- _DIRECTIONS_: Go through the records below line by line. Count the lines with "expression" and give the count alone.
□ □ □ □ □
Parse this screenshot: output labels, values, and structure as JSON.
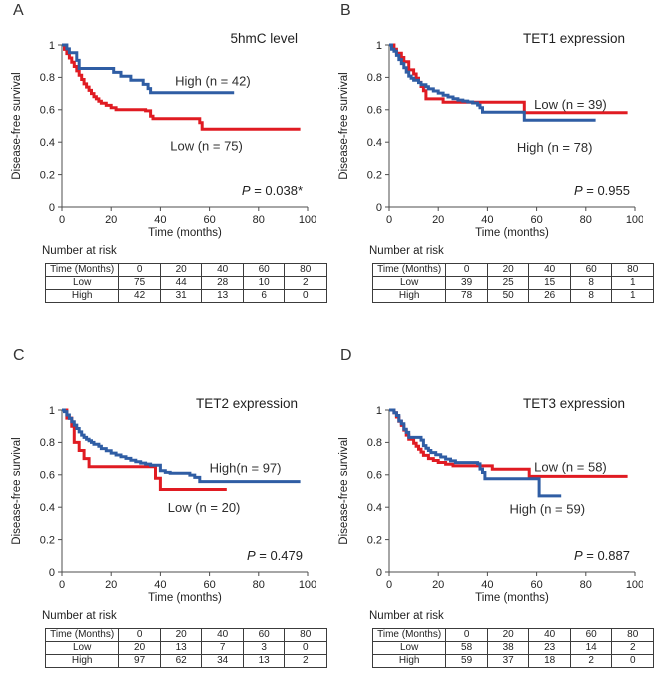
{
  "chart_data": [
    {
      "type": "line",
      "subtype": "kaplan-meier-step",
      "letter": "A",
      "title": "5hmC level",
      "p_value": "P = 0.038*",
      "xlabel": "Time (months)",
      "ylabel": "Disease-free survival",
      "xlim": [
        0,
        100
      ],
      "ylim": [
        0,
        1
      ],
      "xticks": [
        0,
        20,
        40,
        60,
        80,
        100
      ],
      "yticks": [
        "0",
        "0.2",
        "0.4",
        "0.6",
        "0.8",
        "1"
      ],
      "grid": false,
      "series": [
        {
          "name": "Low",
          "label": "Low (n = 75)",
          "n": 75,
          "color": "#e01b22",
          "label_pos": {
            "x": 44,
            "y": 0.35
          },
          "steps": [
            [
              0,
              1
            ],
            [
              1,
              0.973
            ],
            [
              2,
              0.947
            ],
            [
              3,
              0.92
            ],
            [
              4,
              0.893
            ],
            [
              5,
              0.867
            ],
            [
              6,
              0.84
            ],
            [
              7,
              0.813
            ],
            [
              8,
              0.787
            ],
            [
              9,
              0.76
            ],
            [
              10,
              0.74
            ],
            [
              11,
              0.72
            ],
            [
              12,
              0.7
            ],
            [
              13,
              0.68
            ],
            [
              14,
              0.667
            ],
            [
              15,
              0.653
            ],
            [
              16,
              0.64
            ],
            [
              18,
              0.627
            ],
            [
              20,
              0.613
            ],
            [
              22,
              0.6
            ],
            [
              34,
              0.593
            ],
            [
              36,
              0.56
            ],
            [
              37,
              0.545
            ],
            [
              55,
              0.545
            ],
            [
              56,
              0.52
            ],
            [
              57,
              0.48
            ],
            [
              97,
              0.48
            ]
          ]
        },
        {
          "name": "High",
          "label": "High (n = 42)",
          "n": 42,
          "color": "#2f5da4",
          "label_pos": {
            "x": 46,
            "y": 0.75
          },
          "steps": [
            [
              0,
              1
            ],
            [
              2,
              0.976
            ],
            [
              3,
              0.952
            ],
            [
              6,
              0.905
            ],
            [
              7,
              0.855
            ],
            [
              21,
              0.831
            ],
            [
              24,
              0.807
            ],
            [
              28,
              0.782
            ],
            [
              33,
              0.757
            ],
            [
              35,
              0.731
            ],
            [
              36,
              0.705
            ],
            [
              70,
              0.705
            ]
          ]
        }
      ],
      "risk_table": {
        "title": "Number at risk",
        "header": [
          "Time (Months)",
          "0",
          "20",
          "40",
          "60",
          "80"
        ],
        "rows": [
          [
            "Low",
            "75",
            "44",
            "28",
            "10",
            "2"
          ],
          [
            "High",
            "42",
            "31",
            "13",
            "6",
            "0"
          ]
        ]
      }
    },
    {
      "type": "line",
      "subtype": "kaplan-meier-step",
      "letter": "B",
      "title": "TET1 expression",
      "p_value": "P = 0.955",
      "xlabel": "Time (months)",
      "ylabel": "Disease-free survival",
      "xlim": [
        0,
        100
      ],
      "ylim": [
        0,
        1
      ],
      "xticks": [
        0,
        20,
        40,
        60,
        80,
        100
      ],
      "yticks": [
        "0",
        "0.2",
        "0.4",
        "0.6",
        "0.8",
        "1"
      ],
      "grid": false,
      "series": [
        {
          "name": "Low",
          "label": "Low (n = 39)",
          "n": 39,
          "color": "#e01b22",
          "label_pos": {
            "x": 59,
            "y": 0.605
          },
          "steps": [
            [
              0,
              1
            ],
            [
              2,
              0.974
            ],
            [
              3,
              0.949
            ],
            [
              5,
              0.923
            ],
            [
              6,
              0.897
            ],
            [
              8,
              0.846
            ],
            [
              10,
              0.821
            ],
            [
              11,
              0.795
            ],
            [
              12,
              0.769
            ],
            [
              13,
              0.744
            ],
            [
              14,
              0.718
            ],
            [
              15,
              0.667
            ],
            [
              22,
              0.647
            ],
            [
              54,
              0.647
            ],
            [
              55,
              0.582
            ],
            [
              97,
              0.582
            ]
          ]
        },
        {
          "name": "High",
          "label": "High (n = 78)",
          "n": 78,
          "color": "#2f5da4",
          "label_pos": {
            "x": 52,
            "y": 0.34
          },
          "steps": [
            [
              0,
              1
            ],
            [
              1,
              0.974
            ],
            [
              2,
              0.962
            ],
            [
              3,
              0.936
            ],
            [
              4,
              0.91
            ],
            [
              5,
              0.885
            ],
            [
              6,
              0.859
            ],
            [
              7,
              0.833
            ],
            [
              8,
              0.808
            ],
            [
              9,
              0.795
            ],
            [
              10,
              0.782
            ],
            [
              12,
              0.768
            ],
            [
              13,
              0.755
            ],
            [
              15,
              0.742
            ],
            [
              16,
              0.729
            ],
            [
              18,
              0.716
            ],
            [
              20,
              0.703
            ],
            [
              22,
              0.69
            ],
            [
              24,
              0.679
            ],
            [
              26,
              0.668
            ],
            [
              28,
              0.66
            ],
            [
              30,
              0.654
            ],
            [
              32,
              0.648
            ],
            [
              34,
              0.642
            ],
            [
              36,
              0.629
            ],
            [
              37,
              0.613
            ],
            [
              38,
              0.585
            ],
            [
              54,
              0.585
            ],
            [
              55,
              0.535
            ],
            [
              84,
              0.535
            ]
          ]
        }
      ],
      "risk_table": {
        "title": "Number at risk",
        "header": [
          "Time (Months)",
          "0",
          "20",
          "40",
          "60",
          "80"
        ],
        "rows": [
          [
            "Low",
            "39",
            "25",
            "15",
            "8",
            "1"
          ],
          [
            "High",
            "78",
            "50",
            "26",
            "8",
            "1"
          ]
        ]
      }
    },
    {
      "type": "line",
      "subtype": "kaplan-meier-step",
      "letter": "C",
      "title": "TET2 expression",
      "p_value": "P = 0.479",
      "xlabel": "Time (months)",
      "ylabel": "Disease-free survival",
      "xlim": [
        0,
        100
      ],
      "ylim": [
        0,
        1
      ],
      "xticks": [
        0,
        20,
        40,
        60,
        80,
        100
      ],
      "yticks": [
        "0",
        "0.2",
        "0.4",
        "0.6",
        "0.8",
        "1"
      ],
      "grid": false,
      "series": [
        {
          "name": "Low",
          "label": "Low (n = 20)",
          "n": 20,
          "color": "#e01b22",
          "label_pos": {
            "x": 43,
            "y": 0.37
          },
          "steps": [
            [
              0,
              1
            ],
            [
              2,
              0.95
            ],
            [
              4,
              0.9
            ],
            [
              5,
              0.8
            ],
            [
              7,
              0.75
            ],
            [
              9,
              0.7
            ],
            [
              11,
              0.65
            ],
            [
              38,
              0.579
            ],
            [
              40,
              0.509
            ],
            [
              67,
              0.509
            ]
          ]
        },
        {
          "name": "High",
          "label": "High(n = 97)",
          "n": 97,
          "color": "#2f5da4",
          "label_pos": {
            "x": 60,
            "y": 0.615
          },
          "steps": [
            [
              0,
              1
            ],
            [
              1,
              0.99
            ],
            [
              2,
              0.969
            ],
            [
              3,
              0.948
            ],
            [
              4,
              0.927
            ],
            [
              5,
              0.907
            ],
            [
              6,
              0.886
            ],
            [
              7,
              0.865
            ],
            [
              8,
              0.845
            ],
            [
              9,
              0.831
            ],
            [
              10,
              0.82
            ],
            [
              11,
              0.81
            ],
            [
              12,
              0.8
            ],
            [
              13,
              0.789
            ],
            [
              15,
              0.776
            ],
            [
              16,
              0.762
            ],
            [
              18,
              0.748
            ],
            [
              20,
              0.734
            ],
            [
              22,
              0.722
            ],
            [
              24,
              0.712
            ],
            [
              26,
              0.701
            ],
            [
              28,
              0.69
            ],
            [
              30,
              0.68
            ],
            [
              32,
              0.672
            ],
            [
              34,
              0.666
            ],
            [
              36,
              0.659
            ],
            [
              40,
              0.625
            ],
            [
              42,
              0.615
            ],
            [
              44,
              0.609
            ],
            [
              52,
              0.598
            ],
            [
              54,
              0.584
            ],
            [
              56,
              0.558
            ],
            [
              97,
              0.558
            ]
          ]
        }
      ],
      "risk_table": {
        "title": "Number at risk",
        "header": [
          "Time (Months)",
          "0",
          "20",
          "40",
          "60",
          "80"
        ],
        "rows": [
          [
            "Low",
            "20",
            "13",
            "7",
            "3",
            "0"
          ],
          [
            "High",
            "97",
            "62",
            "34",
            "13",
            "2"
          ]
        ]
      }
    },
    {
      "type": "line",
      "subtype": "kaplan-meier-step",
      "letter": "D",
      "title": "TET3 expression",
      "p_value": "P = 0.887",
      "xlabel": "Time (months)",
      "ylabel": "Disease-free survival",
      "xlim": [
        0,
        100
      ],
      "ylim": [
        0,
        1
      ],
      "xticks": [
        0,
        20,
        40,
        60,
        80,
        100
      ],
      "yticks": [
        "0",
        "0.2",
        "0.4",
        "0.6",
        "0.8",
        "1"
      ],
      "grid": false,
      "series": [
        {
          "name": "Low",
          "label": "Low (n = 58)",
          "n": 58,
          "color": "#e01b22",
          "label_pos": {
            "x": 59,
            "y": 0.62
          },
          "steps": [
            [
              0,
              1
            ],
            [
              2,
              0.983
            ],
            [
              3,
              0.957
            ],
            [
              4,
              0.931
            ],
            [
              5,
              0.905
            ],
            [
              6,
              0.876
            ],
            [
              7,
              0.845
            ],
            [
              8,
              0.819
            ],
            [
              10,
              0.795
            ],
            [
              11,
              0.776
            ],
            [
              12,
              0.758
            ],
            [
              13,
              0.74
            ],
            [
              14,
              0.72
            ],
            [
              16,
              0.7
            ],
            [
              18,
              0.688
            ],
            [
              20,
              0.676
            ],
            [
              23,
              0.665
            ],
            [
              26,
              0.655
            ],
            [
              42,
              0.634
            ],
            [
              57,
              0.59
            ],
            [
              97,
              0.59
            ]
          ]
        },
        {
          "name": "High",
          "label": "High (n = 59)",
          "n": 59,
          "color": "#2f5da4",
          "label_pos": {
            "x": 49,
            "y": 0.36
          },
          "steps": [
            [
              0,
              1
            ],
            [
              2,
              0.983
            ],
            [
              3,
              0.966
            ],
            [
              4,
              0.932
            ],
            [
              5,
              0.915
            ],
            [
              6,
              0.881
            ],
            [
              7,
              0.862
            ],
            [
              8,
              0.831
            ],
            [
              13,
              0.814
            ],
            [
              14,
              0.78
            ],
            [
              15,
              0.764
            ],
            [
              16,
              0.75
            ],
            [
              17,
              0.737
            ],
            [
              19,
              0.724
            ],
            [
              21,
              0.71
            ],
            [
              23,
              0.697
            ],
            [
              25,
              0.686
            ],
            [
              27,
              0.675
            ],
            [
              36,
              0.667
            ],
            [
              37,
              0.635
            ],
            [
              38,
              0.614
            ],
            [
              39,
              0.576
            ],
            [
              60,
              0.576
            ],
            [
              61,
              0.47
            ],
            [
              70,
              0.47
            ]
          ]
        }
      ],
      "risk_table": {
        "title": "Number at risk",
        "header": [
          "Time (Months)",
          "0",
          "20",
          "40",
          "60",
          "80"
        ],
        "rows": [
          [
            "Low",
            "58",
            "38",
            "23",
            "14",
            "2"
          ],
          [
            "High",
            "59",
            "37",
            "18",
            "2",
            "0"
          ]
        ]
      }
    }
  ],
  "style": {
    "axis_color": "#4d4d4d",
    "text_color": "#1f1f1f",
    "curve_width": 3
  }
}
□ □ □ □ □
- _WRITTEN REPLY_: 3